Begin Supplied records
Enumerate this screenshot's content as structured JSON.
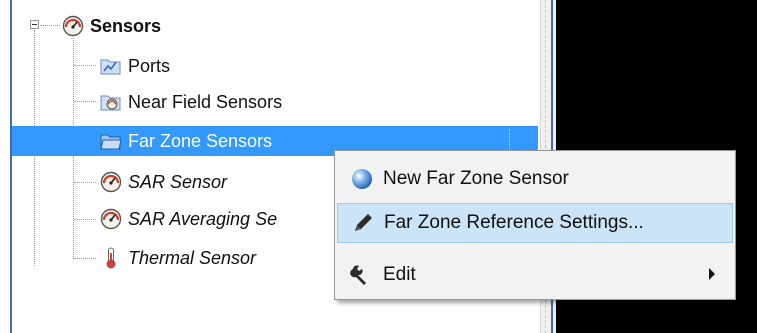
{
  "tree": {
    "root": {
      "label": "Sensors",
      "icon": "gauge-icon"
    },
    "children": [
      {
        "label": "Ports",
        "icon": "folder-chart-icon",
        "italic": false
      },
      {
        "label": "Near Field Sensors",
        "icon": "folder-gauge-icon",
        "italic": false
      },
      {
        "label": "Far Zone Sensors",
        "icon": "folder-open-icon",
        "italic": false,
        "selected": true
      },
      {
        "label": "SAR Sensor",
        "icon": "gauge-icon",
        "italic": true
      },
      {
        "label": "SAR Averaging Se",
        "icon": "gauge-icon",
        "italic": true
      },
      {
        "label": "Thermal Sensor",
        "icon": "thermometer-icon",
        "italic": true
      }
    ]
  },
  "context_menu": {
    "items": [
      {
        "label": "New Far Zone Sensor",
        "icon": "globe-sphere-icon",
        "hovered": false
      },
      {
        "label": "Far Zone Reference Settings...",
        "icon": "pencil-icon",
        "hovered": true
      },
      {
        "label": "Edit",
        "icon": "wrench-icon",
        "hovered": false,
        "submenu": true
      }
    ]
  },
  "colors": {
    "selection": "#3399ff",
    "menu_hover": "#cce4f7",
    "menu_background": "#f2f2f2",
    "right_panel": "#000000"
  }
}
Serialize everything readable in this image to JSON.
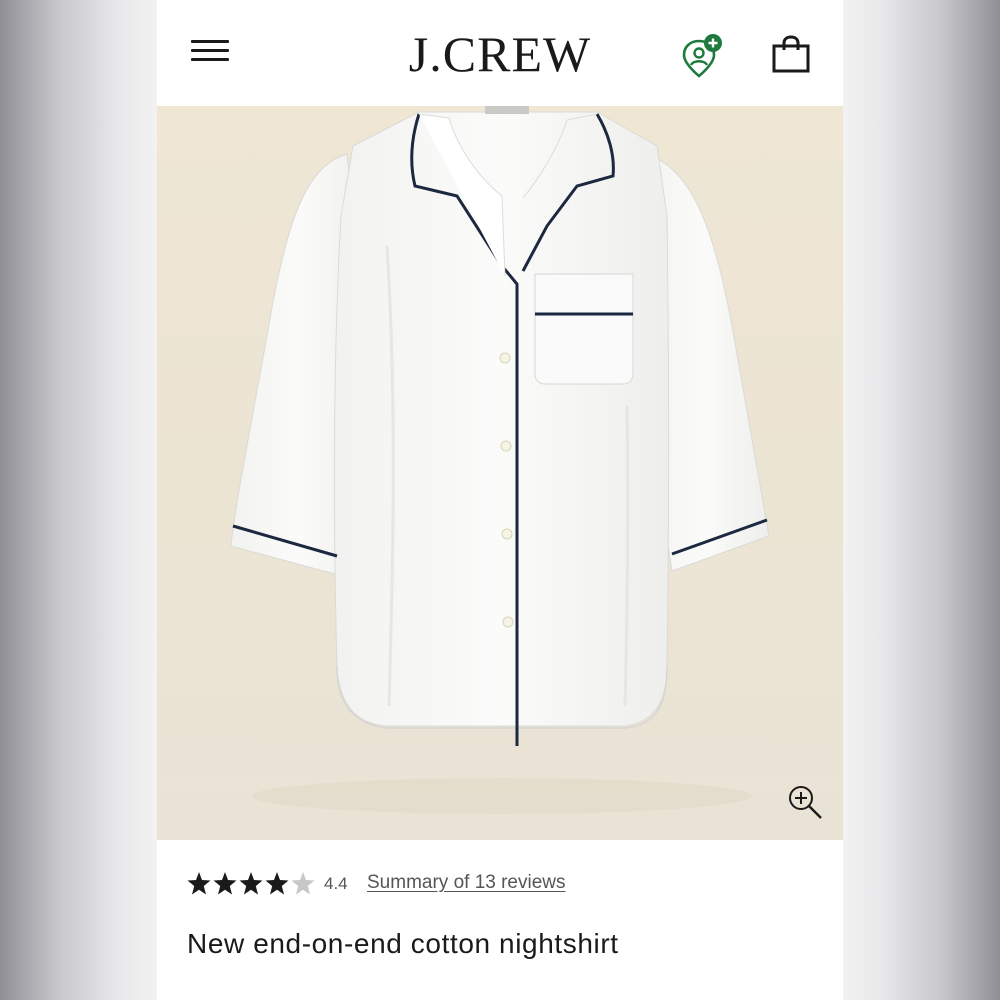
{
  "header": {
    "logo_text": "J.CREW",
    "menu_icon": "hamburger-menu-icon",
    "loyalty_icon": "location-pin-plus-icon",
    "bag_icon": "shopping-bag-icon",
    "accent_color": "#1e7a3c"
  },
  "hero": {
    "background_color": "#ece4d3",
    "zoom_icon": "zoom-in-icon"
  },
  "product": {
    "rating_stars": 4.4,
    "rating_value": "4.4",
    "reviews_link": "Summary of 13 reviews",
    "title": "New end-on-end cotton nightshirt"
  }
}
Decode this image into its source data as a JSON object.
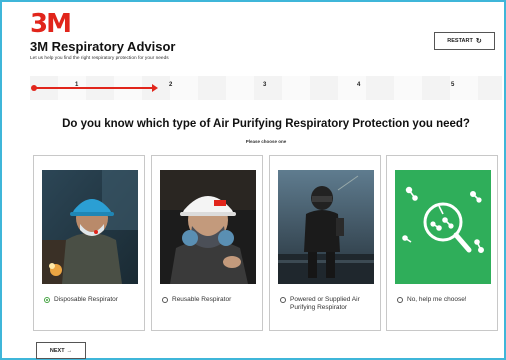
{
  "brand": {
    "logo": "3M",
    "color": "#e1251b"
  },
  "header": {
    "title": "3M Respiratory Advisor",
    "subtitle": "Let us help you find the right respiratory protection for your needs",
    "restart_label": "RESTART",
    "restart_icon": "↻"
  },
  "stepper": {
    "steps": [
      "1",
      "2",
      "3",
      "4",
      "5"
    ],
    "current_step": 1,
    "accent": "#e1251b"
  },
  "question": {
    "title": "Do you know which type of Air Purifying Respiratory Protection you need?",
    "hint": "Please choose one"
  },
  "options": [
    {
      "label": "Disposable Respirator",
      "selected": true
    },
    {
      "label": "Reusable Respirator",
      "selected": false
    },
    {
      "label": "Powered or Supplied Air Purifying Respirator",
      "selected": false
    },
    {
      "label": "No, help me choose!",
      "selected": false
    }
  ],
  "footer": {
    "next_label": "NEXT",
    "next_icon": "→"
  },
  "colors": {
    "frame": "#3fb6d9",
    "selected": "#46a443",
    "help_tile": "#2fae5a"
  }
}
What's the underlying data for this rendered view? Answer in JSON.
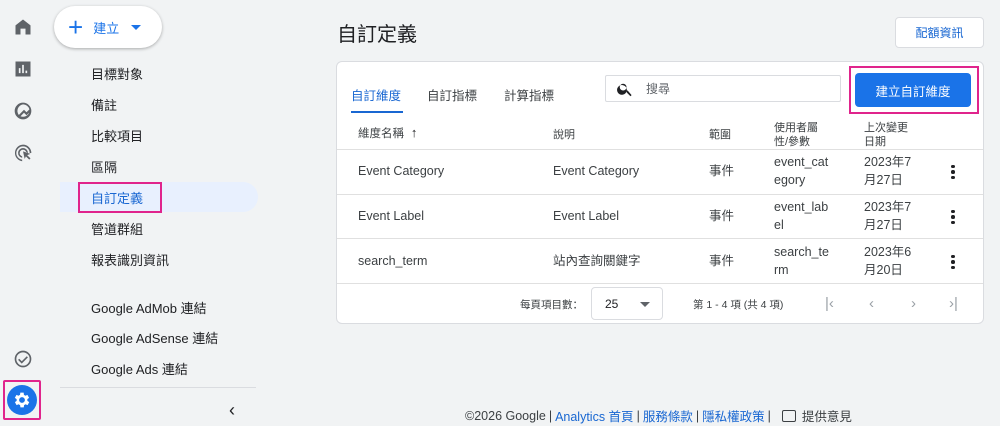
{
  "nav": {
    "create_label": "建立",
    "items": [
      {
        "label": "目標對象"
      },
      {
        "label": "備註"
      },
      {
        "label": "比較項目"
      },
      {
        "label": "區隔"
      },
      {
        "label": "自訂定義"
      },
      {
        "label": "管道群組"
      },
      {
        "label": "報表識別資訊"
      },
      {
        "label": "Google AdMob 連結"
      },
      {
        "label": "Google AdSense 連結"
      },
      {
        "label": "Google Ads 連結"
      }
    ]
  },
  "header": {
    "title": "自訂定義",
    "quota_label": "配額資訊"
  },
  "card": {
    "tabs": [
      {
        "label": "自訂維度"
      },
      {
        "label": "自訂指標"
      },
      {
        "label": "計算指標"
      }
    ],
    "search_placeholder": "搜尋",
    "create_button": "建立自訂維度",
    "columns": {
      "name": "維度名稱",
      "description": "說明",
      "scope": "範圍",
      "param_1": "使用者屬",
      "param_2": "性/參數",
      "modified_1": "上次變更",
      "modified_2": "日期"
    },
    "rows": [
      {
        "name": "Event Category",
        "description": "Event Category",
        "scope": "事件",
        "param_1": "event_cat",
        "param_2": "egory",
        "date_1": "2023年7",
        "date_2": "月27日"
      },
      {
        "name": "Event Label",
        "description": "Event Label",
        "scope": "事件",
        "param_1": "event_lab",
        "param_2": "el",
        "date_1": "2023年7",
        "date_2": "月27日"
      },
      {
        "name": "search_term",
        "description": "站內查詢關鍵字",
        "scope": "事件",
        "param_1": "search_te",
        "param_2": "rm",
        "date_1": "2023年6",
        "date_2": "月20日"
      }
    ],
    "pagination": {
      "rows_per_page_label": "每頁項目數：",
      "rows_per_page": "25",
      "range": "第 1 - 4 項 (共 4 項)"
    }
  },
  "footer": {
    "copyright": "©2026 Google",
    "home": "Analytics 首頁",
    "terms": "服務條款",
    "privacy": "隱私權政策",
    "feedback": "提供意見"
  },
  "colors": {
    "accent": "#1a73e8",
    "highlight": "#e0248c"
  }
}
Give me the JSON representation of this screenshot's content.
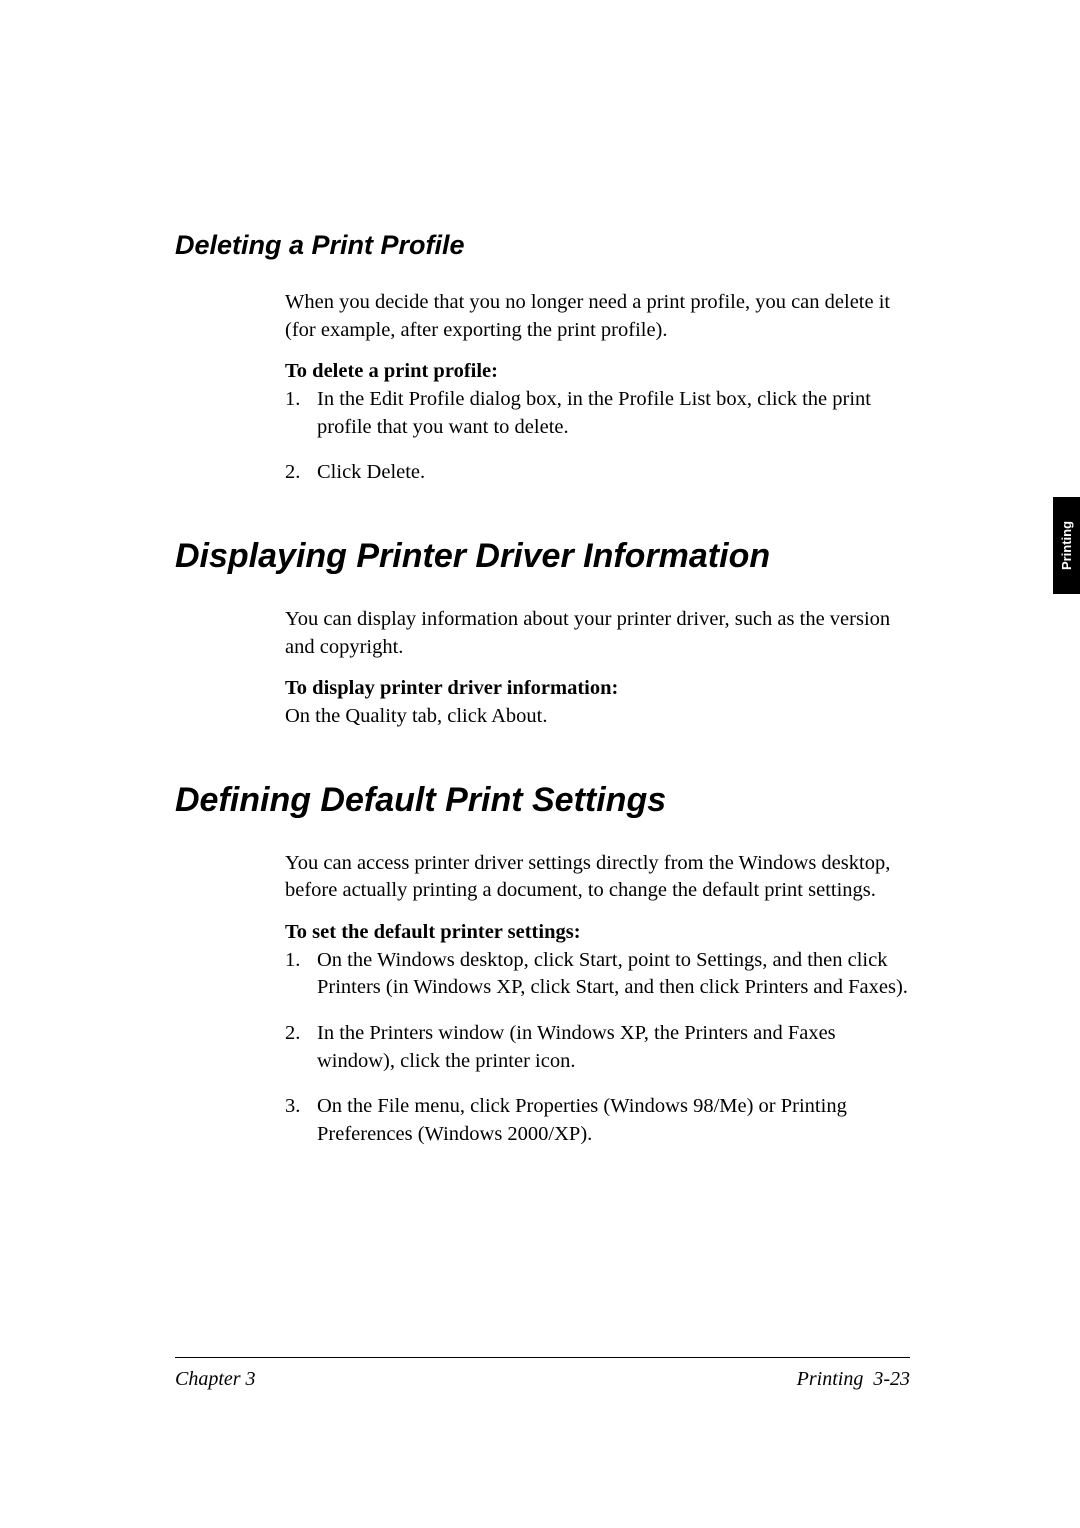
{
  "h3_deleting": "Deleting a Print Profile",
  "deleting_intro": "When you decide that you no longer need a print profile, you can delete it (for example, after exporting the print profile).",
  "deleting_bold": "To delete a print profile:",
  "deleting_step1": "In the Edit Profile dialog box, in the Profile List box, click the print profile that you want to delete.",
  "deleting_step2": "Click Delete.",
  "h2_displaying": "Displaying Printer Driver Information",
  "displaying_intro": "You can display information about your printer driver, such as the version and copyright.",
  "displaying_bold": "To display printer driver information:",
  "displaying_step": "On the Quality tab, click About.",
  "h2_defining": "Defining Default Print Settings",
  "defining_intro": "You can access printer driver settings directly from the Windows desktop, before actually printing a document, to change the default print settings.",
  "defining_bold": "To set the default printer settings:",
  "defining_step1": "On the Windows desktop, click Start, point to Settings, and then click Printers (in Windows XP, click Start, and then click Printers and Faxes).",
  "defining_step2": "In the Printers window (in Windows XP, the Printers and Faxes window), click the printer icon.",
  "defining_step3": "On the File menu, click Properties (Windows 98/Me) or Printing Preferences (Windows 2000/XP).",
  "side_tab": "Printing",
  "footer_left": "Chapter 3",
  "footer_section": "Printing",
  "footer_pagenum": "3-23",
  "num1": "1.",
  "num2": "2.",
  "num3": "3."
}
End Supplied records
- _Written request_
Every entry above is to be set down exactly; the pictures are to be left out.

- _Solution to the problem_
Enumerate this screenshot's content as structured JSON.
{
  "tree": {
    "root": {
      "label": "Sensors",
      "icon": "gauge-icon"
    },
    "children": [
      {
        "label": "Ports",
        "icon": "folder-chart-icon",
        "italic": false
      },
      {
        "label": "Near Field Sensors",
        "icon": "folder-gauge-icon",
        "italic": false
      },
      {
        "label": "Far Zone Sensors",
        "icon": "folder-open-icon",
        "italic": false,
        "selected": true
      },
      {
        "label": "SAR Sensor",
        "icon": "gauge-icon",
        "italic": true
      },
      {
        "label": "SAR Averaging Se",
        "icon": "gauge-icon",
        "italic": true
      },
      {
        "label": "Thermal Sensor",
        "icon": "thermometer-icon",
        "italic": true
      }
    ]
  },
  "context_menu": {
    "items": [
      {
        "label": "New Far Zone Sensor",
        "icon": "globe-sphere-icon",
        "hovered": false
      },
      {
        "label": "Far Zone Reference Settings...",
        "icon": "pencil-icon",
        "hovered": true
      },
      {
        "label": "Edit",
        "icon": "wrench-icon",
        "hovered": false,
        "submenu": true
      }
    ]
  },
  "colors": {
    "selection": "#3399ff",
    "menu_hover": "#cce4f7",
    "menu_background": "#f2f2f2",
    "right_panel": "#000000"
  }
}
Serialize everything readable in this image to JSON.
{
  "header": {
    "logo_text": "J.CREW",
    "menu_icon": "hamburger-menu-icon",
    "loyalty_icon": "location-pin-plus-icon",
    "bag_icon": "shopping-bag-icon",
    "accent_color": "#1e7a3c"
  },
  "hero": {
    "background_color": "#ece4d3",
    "zoom_icon": "zoom-in-icon"
  },
  "product": {
    "rating_stars": 4.4,
    "rating_value": "4.4",
    "reviews_link": "Summary of 13 reviews",
    "title": "New end-on-end cotton nightshirt"
  }
}
Decode this image into its source data as a JSON object.
{
  "brand": {
    "logo": "3M",
    "color": "#e1251b"
  },
  "header": {
    "title": "3M Respiratory Advisor",
    "subtitle": "Let us help you find the right respiratory protection for your needs",
    "restart_label": "RESTART",
    "restart_icon": "↻"
  },
  "stepper": {
    "steps": [
      "1",
      "2",
      "3",
      "4",
      "5"
    ],
    "current_step": 1,
    "accent": "#e1251b"
  },
  "question": {
    "title": "Do you know which type of Air Purifying Respiratory Protection you need?",
    "hint": "Please choose one"
  },
  "options": [
    {
      "label": "Disposable Respirator",
      "selected": true
    },
    {
      "label": "Reusable Respirator",
      "selected": false
    },
    {
      "label": "Powered or Supplied Air Purifying Respirator",
      "selected": false
    },
    {
      "label": "No, help me choose!",
      "selected": false
    }
  ],
  "footer": {
    "next_label": "NEXT",
    "next_icon": "→"
  },
  "colors": {
    "frame": "#3fb6d9",
    "selected": "#46a443",
    "help_tile": "#2fae5a"
  }
}
What's the underlying data for this rendered view? Answer in JSON.
{
  "nav": {
    "create_label": "建立",
    "items": [
      {
        "label": "目標對象"
      },
      {
        "label": "備註"
      },
      {
        "label": "比較項目"
      },
      {
        "label": "區隔"
      },
      {
        "label": "自訂定義"
      },
      {
        "label": "管道群組"
      },
      {
        "label": "報表識別資訊"
      },
      {
        "label": "Google AdMob 連結"
      },
      {
        "label": "Google AdSense 連結"
      },
      {
        "label": "Google Ads 連結"
      }
    ]
  },
  "header": {
    "title": "自訂定義",
    "quota_label": "配額資訊"
  },
  "card": {
    "tabs": [
      {
        "label": "自訂維度"
      },
      {
        "label": "自訂指標"
      },
      {
        "label": "計算指標"
      }
    ],
    "search_placeholder": "搜尋",
    "create_button": "建立自訂維度",
    "columns": {
      "name": "維度名稱",
      "description": "說明",
      "scope": "範圍",
      "param_1": "使用者屬",
      "param_2": "性/參數",
      "modified_1": "上次變更",
      "modified_2": "日期"
    },
    "rows": [
      {
        "name": "Event Category",
        "description": "Event Category",
        "scope": "事件",
        "param_1": "event_cat",
        "param_2": "egory",
        "date_1": "2023年7",
        "date_2": "月27日"
      },
      {
        "name": "Event Label",
        "description": "Event Label",
        "scope": "事件",
        "param_1": "event_lab",
        "param_2": "el",
        "date_1": "2023年7",
        "date_2": "月27日"
      },
      {
        "name": "search_term",
        "description": "站內查詢關鍵字",
        "scope": "事件",
        "param_1": "search_te",
        "param_2": "rm",
        "date_1": "2023年6",
        "date_2": "月20日"
      }
    ],
    "pagination": {
      "rows_per_page_label": "每頁項目數：",
      "rows_per_page": "25",
      "range": "第 1 - 4 項 (共 4 項)"
    }
  },
  "footer": {
    "copyright": "©2026 Google",
    "home": "Analytics 首頁",
    "terms": "服務條款",
    "privacy": "隱私權政策",
    "feedback": "提供意見"
  },
  "colors": {
    "accent": "#1a73e8",
    "highlight": "#e0248c"
  }
}
Give me the JSON representation of this screenshot's content.
{
  "h3_deleting": "Deleting a Print Profile",
  "deleting_intro": "When you decide that you no longer need a print profile, you can delete it (for example, after exporting the print profile).",
  "deleting_bold": "To delete a print profile:",
  "deleting_step1": "In the Edit Profile dialog box, in the Profile List box, click the print profile that you want to delete.",
  "deleting_step2": "Click Delete.",
  "h2_displaying": "Displaying Printer Driver Information",
  "displaying_intro": "You can display information about your printer driver, such as the version and copyright.",
  "displaying_bold": "To display printer driver information:",
  "displaying_step": "On the Quality tab, click About.",
  "h2_defining": "Defining Default Print Settings",
  "defining_intro": "You can access printer driver settings directly from the Windows desktop, before actually printing a document, to change the default print settings.",
  "defining_bold": "To set the default printer settings:",
  "defining_step1": "On the Windows desktop, click Start, point to Settings, and then click Printers (in Windows XP, click Start, and then click Printers and Faxes).",
  "defining_step2": "In the Printers window (in Windows XP, the Printers and Faxes window), click the printer icon.",
  "defining_step3": "On the File menu, click Properties (Windows 98/Me) or Printing Preferences (Windows 2000/XP).",
  "side_tab": "Printing",
  "footer_left": "Chapter 3",
  "footer_section": "Printing",
  "footer_pagenum": "3-23",
  "num1": "1.",
  "num2": "2.",
  "num3": "3."
}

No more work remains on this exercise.